§ DATA SUPPLIED
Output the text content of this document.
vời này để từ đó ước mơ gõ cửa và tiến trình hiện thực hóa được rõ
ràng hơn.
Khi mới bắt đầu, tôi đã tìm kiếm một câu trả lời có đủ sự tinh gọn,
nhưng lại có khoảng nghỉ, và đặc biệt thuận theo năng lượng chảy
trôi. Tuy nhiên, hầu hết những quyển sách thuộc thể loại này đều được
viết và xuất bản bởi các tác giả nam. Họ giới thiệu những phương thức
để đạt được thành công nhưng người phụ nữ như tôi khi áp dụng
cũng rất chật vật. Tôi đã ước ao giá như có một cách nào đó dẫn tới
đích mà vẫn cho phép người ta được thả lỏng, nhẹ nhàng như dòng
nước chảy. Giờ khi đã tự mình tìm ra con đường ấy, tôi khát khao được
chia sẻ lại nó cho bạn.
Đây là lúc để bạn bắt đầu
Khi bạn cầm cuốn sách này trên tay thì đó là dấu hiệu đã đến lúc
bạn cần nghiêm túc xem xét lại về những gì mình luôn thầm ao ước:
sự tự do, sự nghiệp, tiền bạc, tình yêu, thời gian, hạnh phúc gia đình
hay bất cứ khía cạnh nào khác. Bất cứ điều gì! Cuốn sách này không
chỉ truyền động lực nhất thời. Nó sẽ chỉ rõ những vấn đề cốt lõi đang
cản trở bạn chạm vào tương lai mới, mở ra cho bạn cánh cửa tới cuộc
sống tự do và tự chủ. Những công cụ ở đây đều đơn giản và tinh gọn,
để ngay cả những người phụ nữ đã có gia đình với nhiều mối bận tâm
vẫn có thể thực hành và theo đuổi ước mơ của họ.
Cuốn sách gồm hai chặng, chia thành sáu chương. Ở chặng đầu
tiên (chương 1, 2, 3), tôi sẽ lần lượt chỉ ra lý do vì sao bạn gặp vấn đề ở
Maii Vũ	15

---

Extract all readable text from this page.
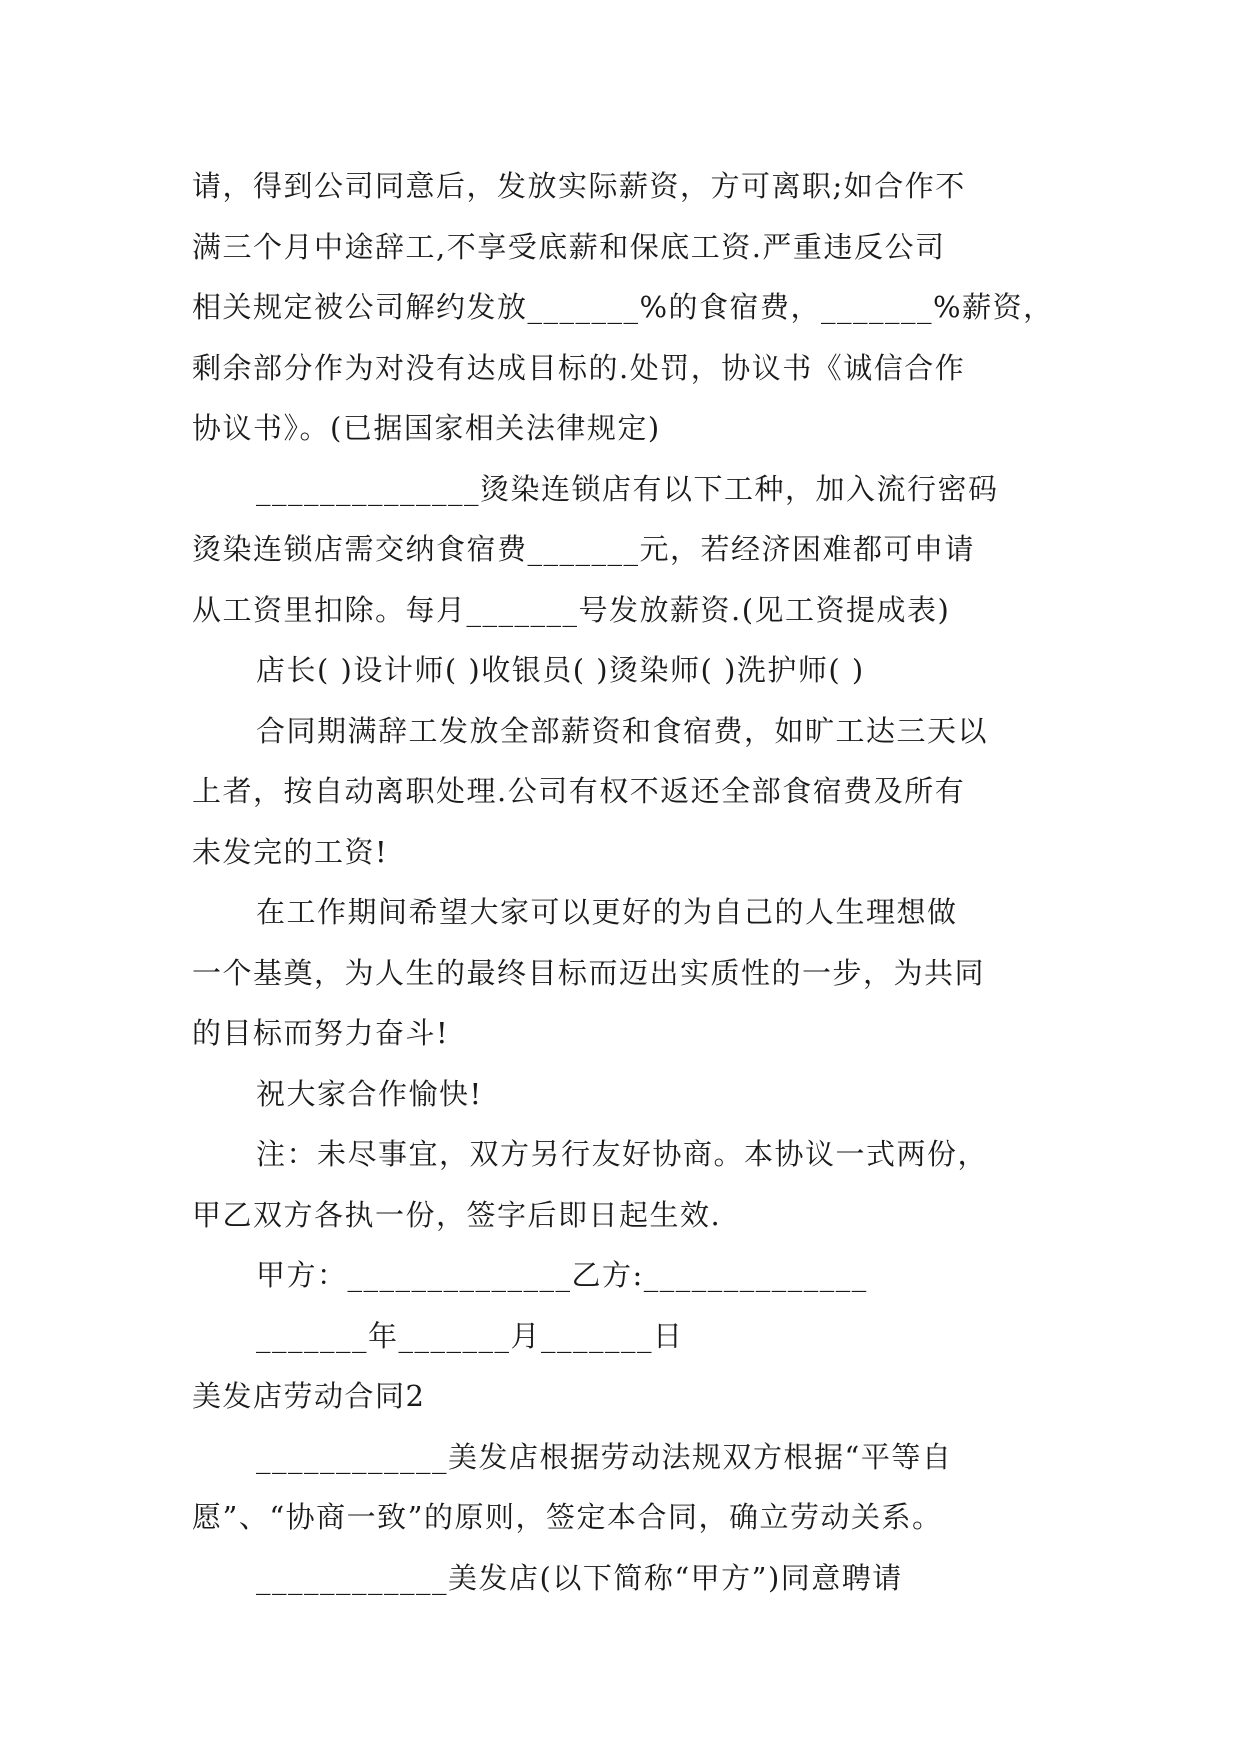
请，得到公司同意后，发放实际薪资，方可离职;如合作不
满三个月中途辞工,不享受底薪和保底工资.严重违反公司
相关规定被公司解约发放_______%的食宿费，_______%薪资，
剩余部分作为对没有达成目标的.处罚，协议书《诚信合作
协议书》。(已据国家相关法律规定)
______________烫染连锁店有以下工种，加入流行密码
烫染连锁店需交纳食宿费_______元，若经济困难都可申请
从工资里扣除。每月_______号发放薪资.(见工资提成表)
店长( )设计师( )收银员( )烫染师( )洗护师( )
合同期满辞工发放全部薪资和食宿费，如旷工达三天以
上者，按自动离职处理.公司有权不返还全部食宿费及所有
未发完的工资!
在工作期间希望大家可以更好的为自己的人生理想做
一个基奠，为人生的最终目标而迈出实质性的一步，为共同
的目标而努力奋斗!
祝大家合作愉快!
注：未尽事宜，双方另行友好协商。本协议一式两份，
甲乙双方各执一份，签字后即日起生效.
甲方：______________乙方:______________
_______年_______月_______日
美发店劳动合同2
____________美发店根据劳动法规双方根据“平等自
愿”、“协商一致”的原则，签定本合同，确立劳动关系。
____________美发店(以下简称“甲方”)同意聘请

---

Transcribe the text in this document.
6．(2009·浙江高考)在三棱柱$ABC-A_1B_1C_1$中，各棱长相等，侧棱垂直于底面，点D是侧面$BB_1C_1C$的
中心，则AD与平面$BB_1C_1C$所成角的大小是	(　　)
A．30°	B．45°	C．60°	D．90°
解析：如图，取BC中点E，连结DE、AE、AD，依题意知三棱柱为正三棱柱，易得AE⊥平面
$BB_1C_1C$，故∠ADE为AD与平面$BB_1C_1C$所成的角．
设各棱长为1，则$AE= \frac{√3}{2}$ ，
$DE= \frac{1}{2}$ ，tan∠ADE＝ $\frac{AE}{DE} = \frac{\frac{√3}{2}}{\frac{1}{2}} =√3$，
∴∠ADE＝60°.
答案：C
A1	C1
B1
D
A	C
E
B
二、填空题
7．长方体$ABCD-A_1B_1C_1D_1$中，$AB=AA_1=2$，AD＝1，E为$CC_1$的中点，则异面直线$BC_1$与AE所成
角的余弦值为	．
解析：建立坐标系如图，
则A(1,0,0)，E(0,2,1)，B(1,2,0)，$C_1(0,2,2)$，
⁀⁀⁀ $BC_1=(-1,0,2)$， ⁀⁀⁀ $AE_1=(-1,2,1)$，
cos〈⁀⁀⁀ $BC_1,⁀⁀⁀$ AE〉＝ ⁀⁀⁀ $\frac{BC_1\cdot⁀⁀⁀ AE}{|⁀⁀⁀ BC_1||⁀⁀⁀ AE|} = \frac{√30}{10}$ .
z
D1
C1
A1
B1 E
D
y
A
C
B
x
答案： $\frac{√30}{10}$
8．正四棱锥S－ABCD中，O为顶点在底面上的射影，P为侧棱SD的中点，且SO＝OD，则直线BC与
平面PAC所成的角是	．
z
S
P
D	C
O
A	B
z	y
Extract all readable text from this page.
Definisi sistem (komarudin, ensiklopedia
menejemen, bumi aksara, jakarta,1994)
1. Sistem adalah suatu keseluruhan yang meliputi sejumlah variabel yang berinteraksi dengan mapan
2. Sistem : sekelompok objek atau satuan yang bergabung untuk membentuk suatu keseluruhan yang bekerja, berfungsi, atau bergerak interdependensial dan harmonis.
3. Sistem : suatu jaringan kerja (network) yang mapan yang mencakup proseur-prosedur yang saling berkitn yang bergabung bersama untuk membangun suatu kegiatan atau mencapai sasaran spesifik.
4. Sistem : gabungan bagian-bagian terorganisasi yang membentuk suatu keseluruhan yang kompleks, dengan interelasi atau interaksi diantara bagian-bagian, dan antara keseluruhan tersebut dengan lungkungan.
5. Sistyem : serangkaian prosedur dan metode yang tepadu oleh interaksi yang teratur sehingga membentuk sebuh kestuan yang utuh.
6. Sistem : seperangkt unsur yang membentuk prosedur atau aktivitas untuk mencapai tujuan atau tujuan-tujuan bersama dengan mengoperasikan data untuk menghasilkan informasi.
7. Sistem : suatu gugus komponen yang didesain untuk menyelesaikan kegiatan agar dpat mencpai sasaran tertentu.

§ TO BE DONE
Check every line of the entries above for the word "tinh" and report how many lines contain it, giving the number only.

§ EXPECTED ANSWER
2